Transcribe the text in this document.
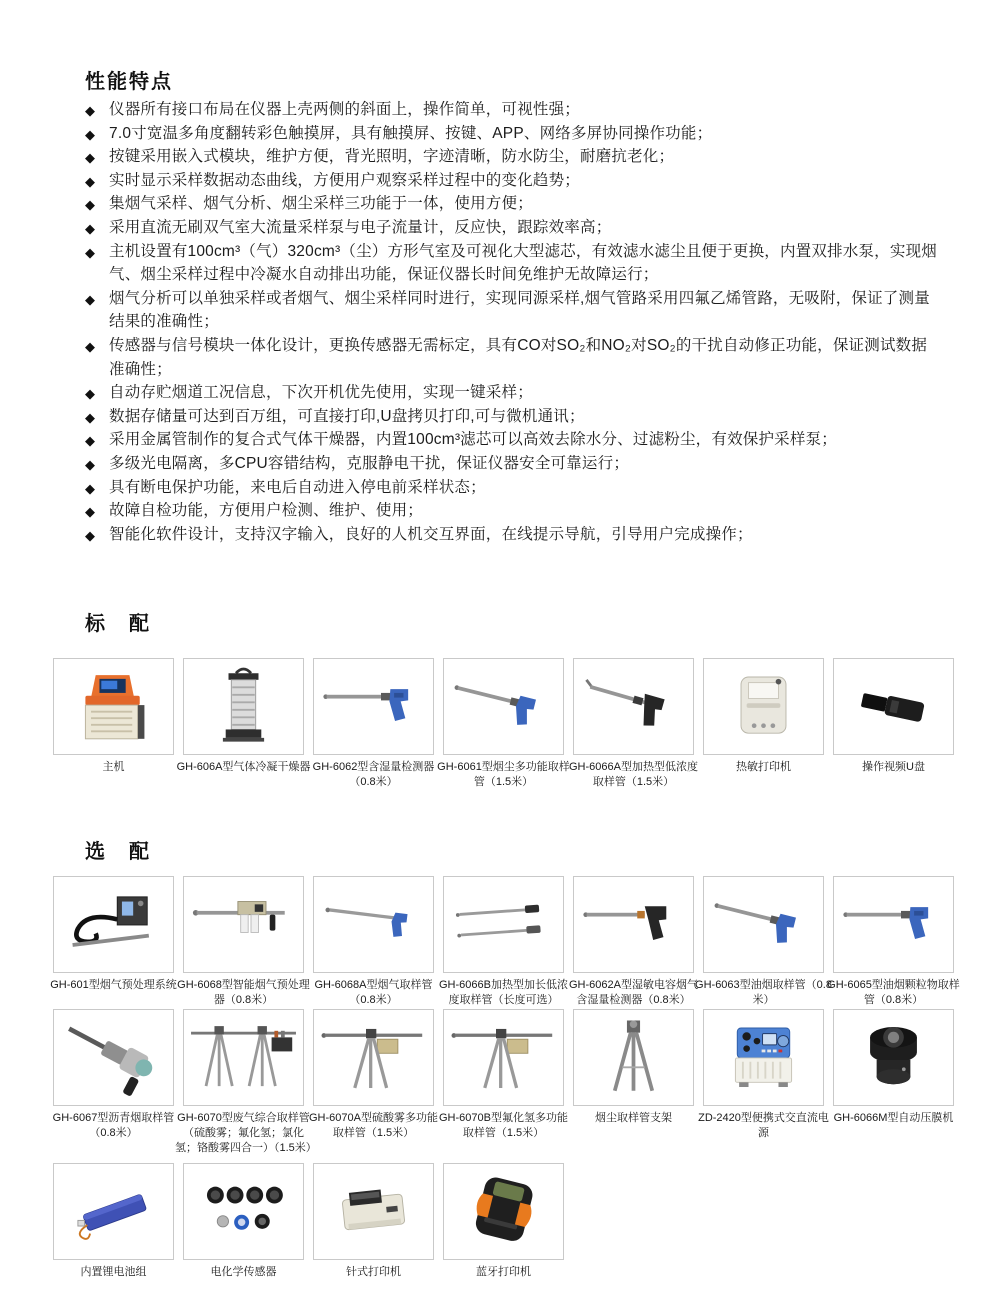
性能特点
◆ 仪器所有接口布局在仪器上壳两侧的斜面上，操作简单，可视性强；
◆ 7.0寸宽温多角度翻转彩色触摸屏，具有触摸屏、按键、APP、网络多屏协同操作功能；
◆ 按键采用嵌入式模块，维护方便，背光照明，字迹清晰，防水防尘，耐磨抗老化；
◆ 实时显示采样数据动态曲线，方便用户观察采样过程中的变化趋势；
◆ 集烟气采样、烟气分析、烟尘采样三功能于一体，使用方便；
◆ 采用直流无刷双气室大流量采样泵与电子流量计，反应快，跟踪效率高；
◆ 主机设置有100cm³（气）320cm³（尘）方形气室及可视化大型滤芯，有效滤水滤尘且便于更换，内置双排水泵，实现烟气、烟尘采样过程中冷凝水自动排出功能，保证仪器长时间免维护无故障运行；
◆ 烟气分析可以单独采样或者烟气、烟尘采样同时进行，实现同源采样,烟气管路采用四氟乙烯管路，无吸附，保证了测量结果的准确性；
◆ 传感器与信号模块一体化设计，更换传感器无需标定，具有CO对SO₂和NO₂对SO₂的干扰自动修正功能，保证测试数据准确性；
◆ 自动存贮烟道工况信息，下次开机优先使用，实现一键采样；
◆ 数据存储量可达到百万组，可直接打印,U盘拷贝打印,可与微机通讯；
◆ 采用金属管制作的复合式气体干燥器，内置100cm³滤芯可以高效去除水分、过滤粉尘，有效保护采样泵；
◆ 多级光电隔离，多CPU容错结构，克服静电干扰，保证仪器安全可靠运行；
◆ 具有断电保护功能，来电后自动进入停电前采样状态；
◆ 故障自检功能，方便用户检测、维护、使用；
◆ 智能化软件设计，支持汉字输入，良好的人机交互界面，在线提示导航，引导用户完成操作；
标　配
主机	GH-606A型气体冷凝干燥器 GH-6062型含湿量检测器（0.8米）
GH-6061型烟尘多功能取样管（1.5米）
GH-6066A型加热型低浓度取样管（1.5米）
热敏打印机	操作视频U盘
选　配
GH-601型烟气预处理系统 GH-6068型智能烟气预处理器（0.8米）
GH-6068A型烟气取样管（0.8米）
GH-6066B加热型加长低浓度取样管（长度可选）
GH-6062A型湿敏电容烟气含湿量检测器（0.8米）
GH-6063型油烟取样管（0.8米）
GH-6065型油烟颗粒物取样管（0.8米）
GH-6067型沥青烟取样管（0.8米）
GH-6070型废气综合取样管（硫酸雾；氟化氢；氯化氢；铬酸雾四合一）（1.5米）
GH-6070A型硫酸雾多功能取样管（1.5米）
GH-6070B型氟化氢多功能取样管（1.5米）
烟尘取样管支架	ZD-2420型便携式交直流电源
GH-6066M型自动压膜机
内置锂电池组	电化学传感器	针式打印机	蓝牙打印机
━━━━━━━━━━━━━━━━━━━━━━━━━━━━━━
Stated problem: Every line of the data should be copied as it stands, without the images.

Right answer:
Transcribe the text in this document.
性能特点
◆ 仪器所有接口布局在仪器上壳两侧的斜面上，操作简单，可视性强；
◆ 7.0寸宽温多角度翻转彩色触摸屏，具有触摸屏、按键、APP、网络多屏协同操作功能；
◆ 按键采用嵌入式模块，维护方便，背光照明，字迹清晰，防水防尘，耐磨抗老化；
◆ 实时显示采样数据动态曲线，方便用户观察采样过程中的变化趋势；
◆ 集烟气采样、烟气分析、烟尘采样三功能于一体，使用方便；
◆ 采用直流无刷双气室大流量采样泵与电子流量计，反应快，跟踪效率高；
◆ 主机设置有100cm³（气）320cm³（尘）方形气室及可视化大型滤芯，有效滤水滤尘且便于更换，内置双排水泵，实现烟气、烟尘采样过程中冷凝水自动排出功能，保证仪器长时间免维护无故障运行；
◆ 烟气分析可以单独采样或者烟气、烟尘采样同时进行，实现同源采样,烟气管路采用四氟乙烯管路，无吸附，保证了测量结果的准确性；
◆ 传感器与信号模块一体化设计，更换传感器无需标定，具有CO对SO₂和NO₂对SO₂的干扰自动修正功能，保证测试数据准确性；
◆ 自动存贮烟道工况信息，下次开机优先使用，实现一键采样；
◆ 数据存储量可达到百万组，可直接打印,U盘拷贝打印,可与微机通讯；
◆ 采用金属管制作的复合式气体干燥器，内置100cm³滤芯可以高效去除水分、过滤粉尘，有效保护采样泵；
◆ 多级光电隔离，多CPU容错结构，克服静电干扰，保证仪器安全可靠运行；
◆ 具有断电保护功能，来电后自动进入停电前采样状态；
◆ 故障自检功能，方便用户检测、维护、使用；
◆ 智能化软件设计，支持汉字输入，良好的人机交互界面，在线提示导航，引导用户完成操作；
标　配
主机	GH-606A型气体冷凝干燥器 GH-6062型含湿量检测器（0.8米）
GH-6061型烟尘多功能取样管（1.5米）
GH-6066A型加热型低浓度取样管（1.5米）
热敏打印机	操作视频U盘
选　配
GH-601型烟气预处理系统 GH-6068型智能烟气预处理器（0.8米）
GH-6068A型烟气取样管（0.8米）
GH-6066B加热型加长低浓度取样管（长度可选）
GH-6062A型湿敏电容烟气含湿量检测器（0.8米）
GH-6063型油烟取样管（0.8米）
GH-6065型油烟颗粒物取样管（0.8米）
GH-6067型沥青烟取样管（0.8米）
GH-6070型废气综合取样管（硫酸雾；氟化氢；氯化氢；铬酸雾四合一）（1.5米）
GH-6070A型硫酸雾多功能取样管（1.5米）
GH-6070B型氟化氢多功能取样管（1.5米）
烟尘取样管支架	ZD-2420型便携式交直流电源
GH-6066M型自动压膜机
内置锂电池组	电化学传感器	针式打印机	蓝牙打印机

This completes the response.